WHAT IS NEEDED => Could you print all the entries exactly?

ENTRIES SHOWN =>

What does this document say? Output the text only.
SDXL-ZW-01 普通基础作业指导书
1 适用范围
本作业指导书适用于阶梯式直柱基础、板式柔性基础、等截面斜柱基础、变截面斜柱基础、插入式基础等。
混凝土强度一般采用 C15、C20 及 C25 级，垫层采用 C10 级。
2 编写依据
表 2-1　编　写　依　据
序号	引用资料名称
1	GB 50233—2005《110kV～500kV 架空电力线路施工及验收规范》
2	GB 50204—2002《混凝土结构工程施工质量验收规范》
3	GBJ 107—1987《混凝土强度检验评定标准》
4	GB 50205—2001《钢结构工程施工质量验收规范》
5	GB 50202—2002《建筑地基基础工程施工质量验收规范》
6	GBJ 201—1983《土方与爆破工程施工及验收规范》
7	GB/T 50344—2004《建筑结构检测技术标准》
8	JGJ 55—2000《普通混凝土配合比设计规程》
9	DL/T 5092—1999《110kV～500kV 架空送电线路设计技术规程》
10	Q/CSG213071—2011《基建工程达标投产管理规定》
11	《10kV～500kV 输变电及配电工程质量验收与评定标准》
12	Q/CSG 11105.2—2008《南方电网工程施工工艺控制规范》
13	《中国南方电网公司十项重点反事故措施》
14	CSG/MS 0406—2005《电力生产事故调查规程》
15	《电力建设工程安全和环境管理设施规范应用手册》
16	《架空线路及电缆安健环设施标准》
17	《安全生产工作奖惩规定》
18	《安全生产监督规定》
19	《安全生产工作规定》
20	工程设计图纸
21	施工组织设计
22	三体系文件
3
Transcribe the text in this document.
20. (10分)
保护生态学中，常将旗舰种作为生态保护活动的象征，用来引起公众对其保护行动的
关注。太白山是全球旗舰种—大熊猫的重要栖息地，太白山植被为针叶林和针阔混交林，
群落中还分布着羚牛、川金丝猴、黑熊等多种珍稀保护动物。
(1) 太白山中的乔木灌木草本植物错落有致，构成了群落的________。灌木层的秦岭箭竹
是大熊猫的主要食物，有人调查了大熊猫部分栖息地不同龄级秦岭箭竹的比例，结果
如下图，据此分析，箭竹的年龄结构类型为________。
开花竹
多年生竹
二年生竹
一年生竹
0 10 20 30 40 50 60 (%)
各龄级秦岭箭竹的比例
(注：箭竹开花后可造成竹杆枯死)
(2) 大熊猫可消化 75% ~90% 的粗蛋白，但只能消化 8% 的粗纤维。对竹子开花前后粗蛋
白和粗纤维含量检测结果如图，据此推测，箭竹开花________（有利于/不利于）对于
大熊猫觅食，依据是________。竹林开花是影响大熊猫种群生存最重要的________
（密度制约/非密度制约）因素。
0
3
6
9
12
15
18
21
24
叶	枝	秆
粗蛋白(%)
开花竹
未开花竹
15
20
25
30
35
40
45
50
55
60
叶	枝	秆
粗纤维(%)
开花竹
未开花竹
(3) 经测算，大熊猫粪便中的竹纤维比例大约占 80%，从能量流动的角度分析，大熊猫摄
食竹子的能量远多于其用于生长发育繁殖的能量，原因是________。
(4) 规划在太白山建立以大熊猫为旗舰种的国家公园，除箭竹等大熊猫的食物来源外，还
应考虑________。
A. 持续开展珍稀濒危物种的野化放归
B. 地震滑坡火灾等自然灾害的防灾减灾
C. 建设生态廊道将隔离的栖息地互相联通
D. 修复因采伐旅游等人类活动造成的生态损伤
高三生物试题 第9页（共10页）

ANSWER TO THIS PROBLEM =>
What does this document say? Output the text only.
SDXL-ZW-01 普通基础作业指导书
1 适用范围
本作业指导书适用于阶梯式直柱基础、板式柔性基础、等截面斜柱基础、变截面斜柱基础、插入式基础等。
混凝土强度一般采用 C15、C20 及 C25 级，垫层采用 C10 级。
2 编写依据
表 2-1　编　写　依　据
序号	引用资料名称
1	GB 50233—2005《110kV～500kV 架空电力线路施工及验收规范》
2	GB 50204—2002《混凝土结构工程施工质量验收规范》
3	GBJ 107—1987《混凝土强度检验评定标准》
4	GB 50205—2001《钢结构工程施工质量验收规范》
5	GB 50202—2002《建筑地基基础工程施工质量验收规范》
6	GBJ 201—1983《土方与爆破工程施工及验收规范》
7	GB/T 50344—2004《建筑结构检测技术标准》
8	JGJ 55—2000《普通混凝土配合比设计规程》
9	DL/T 5092—1999《110kV～500kV 架空送电线路设计技术规程》
10	Q/CSG213071—2011《基建工程达标投产管理规定》
11	《10kV～500kV 输变电及配电工程质量验收与评定标准》
12	Q/CSG 11105.2—2008《南方电网工程施工工艺控制规范》
13	《中国南方电网公司十项重点反事故措施》
14	CSG/MS 0406—2005《电力生产事故调查规程》
15	《电力建设工程安全和环境管理设施规范应用手册》
16	《架空线路及电缆安健环设施标准》
17	《安全生产工作奖惩规定》
18	《安全生产监督规定》
19	《安全生产工作规定》
20	工程设计图纸
21	施工组织设计
22	三体系文件
3
Transcribe the text in this document.
20. (10分)
保护生态学中，常将旗舰种作为生态保护活动的象征，用来引起公众对其保护行动的
关注。太白山是全球旗舰种—大熊猫的重要栖息地，太白山植被为针叶林和针阔混交林，
群落中还分布着羚牛、川金丝猴、黑熊等多种珍稀保护动物。
(1) 太白山中的乔木灌木草本植物错落有致，构成了群落的________。灌木层的秦岭箭竹
是大熊猫的主要食物，有人调查了大熊猫部分栖息地不同龄级秦岭箭竹的比例，结果
如下图，据此分析，箭竹的年龄结构类型为________。
开花竹
多年生竹
二年生竹
一年生竹
0 10 20 30 40 50 60 (%)
各龄级秦岭箭竹的比例
(注：箭竹开花后可造成竹杆枯死)
(2) 大熊猫可消化 75% ~90% 的粗蛋白，但只能消化 8% 的粗纤维。对竹子开花前后粗蛋
白和粗纤维含量检测结果如图，据此推测，箭竹开花________（有利于/不利于）对于
大熊猫觅食，依据是________。竹林开花是影响大熊猫种群生存最重要的________
（密度制约/非密度制约）因素。
0
3
6
9
12
15
18
21
24
叶	枝	秆
粗蛋白(%)
开花竹
未开花竹
15
20
25
30
35
40
45
50
55
60
叶	枝	秆
粗纤维(%)
开花竹
未开花竹
(3) 经测算，大熊猫粪便中的竹纤维比例大约占 80%，从能量流动的角度分析，大熊猫摄
食竹子的能量远多于其用于生长发育繁殖的能量，原因是________。
(4) 规划在太白山建立以大熊猫为旗舰种的国家公园，除箭竹等大熊猫的食物来源外，还
应考虑________。
A. 持续开展珍稀濒危物种的野化放归
B. 地震滑坡火灾等自然灾害的防灾减灾
C. 建设生态廊道将隔离的栖息地互相联通
D. 修复因采伐旅游等人类活动造成的生态损伤
高三生物试题 第9页（共10页）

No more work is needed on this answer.